##### Data rows #####
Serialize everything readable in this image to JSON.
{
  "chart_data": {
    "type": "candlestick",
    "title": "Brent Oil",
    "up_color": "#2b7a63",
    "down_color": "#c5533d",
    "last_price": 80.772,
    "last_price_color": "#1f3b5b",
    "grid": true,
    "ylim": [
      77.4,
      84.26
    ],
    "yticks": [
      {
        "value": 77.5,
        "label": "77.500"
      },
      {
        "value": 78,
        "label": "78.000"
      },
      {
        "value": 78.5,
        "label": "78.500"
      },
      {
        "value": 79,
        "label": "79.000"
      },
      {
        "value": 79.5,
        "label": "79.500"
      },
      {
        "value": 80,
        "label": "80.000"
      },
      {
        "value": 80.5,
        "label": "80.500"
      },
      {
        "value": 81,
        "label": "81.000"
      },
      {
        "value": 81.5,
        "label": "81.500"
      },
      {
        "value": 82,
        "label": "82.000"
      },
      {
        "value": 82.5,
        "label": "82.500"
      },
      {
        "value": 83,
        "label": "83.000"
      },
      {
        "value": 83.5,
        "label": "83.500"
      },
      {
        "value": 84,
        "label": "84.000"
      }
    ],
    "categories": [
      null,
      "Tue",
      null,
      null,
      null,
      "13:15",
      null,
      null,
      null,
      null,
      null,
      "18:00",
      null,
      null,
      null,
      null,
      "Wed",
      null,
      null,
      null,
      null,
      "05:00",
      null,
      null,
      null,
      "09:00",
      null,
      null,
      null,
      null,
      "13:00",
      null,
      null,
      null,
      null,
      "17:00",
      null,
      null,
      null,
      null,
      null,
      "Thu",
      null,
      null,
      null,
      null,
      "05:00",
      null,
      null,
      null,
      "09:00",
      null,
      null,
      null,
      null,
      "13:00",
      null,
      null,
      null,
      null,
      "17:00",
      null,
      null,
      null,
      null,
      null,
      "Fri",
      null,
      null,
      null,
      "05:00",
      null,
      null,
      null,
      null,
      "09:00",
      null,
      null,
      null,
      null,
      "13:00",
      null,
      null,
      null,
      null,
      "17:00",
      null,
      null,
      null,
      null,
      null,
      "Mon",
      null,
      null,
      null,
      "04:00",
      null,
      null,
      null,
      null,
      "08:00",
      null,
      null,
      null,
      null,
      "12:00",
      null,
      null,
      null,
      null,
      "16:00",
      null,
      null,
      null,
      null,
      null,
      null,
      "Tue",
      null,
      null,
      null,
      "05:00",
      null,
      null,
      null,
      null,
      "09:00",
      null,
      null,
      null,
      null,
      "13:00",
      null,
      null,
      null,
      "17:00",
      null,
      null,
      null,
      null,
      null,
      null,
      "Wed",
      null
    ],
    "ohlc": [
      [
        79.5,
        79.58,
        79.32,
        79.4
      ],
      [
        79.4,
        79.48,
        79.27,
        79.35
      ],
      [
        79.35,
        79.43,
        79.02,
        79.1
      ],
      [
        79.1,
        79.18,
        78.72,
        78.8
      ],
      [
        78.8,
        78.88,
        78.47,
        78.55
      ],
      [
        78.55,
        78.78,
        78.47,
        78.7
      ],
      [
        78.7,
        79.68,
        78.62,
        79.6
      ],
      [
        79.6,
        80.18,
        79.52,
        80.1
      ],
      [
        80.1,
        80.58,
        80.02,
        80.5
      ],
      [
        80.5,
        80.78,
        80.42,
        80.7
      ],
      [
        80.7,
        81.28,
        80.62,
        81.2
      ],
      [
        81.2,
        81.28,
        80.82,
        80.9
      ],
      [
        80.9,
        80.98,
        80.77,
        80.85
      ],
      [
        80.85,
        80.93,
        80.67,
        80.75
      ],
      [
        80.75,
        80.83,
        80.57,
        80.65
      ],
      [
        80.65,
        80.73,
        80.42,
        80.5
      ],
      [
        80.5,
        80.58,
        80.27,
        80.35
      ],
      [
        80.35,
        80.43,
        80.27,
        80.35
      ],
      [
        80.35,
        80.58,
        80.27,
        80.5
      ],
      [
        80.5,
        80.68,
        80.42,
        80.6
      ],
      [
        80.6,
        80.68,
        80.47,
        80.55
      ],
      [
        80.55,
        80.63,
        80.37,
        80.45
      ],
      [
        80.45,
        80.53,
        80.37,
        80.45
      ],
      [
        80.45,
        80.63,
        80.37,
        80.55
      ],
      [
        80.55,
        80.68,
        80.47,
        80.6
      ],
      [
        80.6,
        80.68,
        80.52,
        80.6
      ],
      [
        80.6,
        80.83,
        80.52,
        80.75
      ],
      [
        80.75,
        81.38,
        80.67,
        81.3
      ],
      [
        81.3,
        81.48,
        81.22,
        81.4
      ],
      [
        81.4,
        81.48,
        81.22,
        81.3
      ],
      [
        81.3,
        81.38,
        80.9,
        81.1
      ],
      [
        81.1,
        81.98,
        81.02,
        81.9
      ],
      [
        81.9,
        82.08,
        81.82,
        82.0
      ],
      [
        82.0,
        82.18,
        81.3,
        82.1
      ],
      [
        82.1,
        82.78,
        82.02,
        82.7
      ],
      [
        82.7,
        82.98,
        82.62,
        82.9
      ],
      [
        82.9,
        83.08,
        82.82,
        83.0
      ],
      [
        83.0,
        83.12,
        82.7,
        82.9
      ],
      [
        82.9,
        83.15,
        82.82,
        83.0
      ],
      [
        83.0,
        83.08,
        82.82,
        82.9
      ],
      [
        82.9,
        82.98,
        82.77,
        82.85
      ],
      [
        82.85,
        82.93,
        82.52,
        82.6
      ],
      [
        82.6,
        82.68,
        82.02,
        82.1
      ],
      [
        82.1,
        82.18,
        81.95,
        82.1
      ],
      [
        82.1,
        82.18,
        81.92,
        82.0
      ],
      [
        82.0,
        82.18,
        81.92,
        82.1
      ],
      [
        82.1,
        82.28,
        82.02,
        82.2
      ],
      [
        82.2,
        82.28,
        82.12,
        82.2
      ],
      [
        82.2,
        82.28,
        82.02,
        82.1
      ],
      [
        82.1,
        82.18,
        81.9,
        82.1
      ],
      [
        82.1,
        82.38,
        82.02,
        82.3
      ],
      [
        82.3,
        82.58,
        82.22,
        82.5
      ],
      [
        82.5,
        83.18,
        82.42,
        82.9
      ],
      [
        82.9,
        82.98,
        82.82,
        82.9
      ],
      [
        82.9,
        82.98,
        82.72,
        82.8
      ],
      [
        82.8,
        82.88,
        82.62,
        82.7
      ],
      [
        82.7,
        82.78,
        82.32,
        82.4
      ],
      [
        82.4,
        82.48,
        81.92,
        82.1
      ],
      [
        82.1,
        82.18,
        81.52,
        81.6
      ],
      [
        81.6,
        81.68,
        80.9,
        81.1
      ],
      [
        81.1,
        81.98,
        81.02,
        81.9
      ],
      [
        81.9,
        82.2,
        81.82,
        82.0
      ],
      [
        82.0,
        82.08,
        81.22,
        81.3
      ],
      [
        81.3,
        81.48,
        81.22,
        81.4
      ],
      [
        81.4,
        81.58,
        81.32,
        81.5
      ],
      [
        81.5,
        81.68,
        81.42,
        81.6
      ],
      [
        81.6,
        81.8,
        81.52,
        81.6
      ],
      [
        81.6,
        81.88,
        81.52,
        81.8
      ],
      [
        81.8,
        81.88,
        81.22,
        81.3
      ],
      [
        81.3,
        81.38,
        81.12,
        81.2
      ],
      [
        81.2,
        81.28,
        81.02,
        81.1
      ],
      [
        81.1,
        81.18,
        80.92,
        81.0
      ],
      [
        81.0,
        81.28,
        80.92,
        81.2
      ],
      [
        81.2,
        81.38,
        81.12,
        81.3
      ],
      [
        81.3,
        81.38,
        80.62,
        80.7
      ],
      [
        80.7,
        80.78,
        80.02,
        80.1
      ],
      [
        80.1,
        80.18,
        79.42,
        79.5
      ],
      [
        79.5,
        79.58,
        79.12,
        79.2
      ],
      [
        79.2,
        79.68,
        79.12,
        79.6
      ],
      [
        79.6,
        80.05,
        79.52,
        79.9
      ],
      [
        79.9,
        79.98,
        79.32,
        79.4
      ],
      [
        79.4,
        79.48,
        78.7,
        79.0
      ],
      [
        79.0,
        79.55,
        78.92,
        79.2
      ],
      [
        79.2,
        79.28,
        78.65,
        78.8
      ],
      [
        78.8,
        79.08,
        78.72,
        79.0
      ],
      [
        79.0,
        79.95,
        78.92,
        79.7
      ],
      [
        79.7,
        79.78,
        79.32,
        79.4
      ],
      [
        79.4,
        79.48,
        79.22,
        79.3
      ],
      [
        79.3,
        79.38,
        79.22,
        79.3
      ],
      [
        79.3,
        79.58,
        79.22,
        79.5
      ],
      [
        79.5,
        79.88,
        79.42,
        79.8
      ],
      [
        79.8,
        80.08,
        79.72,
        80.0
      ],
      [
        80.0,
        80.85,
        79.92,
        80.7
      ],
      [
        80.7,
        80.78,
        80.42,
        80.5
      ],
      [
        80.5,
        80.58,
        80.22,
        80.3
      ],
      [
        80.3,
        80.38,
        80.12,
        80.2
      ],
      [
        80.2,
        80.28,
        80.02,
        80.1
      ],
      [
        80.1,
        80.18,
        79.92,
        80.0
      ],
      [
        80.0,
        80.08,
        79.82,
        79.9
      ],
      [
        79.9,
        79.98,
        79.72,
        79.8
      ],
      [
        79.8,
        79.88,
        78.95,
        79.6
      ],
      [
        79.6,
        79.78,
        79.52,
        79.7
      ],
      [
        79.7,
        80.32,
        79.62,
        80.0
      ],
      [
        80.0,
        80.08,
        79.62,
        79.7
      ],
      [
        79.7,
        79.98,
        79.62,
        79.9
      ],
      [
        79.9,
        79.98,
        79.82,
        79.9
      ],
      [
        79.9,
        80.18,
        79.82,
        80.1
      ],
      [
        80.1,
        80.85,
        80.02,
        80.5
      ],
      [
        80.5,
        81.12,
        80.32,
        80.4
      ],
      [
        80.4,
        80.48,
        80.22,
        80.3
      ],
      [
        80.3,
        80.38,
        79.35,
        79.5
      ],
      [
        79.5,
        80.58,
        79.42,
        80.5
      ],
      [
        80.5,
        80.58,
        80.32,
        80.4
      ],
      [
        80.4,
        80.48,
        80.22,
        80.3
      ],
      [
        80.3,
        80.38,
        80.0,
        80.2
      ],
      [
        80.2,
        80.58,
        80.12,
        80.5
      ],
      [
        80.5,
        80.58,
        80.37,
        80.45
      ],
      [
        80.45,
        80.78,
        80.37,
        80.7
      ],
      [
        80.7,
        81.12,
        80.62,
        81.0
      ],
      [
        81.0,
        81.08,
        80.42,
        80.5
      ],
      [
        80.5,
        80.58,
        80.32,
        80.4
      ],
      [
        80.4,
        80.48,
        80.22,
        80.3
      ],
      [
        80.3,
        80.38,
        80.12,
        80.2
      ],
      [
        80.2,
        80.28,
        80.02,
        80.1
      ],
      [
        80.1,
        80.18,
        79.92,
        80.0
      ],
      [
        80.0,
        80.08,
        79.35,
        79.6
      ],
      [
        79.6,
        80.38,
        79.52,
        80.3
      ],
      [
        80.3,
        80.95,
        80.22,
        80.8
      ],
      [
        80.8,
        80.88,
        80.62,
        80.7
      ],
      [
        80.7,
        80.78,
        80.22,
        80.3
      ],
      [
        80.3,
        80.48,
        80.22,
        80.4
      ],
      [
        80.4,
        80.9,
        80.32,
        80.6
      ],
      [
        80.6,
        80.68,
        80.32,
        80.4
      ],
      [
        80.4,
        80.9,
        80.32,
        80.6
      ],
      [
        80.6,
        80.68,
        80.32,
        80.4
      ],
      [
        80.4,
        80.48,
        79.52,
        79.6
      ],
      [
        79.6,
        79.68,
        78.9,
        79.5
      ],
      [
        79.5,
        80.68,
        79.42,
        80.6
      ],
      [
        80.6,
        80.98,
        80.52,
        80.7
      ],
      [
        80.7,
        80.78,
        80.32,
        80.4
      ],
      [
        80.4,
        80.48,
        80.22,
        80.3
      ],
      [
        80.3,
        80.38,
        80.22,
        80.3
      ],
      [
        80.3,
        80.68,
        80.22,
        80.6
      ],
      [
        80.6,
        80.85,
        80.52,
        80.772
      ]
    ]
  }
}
#####
##### Data rows #####
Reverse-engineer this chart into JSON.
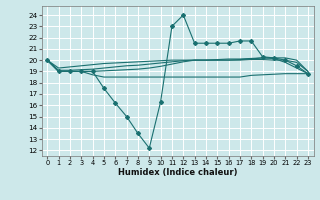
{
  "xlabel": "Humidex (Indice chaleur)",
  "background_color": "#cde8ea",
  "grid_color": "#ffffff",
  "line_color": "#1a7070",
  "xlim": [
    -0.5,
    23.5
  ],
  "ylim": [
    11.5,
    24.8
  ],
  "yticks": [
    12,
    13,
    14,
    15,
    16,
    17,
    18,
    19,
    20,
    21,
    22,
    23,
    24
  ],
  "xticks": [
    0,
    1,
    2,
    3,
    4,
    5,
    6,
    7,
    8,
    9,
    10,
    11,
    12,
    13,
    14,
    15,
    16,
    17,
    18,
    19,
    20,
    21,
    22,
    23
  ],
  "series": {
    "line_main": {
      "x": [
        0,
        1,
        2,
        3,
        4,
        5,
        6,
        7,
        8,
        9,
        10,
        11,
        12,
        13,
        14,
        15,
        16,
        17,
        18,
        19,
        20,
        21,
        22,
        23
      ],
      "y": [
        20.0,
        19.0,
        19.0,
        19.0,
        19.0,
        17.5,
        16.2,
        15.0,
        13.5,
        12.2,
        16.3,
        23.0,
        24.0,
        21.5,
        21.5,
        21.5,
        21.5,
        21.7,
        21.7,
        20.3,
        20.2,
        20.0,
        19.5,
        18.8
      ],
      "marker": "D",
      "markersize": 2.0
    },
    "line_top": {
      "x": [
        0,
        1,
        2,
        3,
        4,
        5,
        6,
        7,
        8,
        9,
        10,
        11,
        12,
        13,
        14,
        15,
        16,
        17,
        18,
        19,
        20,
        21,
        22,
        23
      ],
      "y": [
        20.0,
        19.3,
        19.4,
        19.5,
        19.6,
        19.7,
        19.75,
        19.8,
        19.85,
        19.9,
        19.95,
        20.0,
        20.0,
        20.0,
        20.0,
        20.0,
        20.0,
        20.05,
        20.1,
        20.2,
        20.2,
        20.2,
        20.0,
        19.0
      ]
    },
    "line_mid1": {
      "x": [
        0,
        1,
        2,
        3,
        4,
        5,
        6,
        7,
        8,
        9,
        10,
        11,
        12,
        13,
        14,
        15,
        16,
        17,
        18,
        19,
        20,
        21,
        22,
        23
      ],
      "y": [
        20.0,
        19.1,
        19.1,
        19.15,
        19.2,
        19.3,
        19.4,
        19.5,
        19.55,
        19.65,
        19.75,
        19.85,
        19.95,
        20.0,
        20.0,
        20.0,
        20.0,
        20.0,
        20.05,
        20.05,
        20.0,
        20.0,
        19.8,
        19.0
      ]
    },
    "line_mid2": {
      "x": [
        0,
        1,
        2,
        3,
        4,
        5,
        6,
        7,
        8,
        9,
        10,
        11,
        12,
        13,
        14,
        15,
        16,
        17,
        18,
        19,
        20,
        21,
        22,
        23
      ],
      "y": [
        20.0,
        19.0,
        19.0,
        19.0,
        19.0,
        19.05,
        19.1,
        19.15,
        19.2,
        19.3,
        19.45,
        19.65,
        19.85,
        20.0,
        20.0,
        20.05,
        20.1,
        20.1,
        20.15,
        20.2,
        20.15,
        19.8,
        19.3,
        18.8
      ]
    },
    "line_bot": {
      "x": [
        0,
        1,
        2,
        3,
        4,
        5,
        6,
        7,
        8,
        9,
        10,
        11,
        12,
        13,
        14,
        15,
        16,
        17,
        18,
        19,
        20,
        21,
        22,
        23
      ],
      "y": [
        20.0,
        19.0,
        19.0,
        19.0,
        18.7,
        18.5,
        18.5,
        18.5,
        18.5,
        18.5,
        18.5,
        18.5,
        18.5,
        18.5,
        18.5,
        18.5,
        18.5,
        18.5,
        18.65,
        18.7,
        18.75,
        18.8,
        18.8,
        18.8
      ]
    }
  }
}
#####
▸ Exercise details
Only the number is wanted: how many lines in the data include the string "this"?

▸ Reply to the exercise
2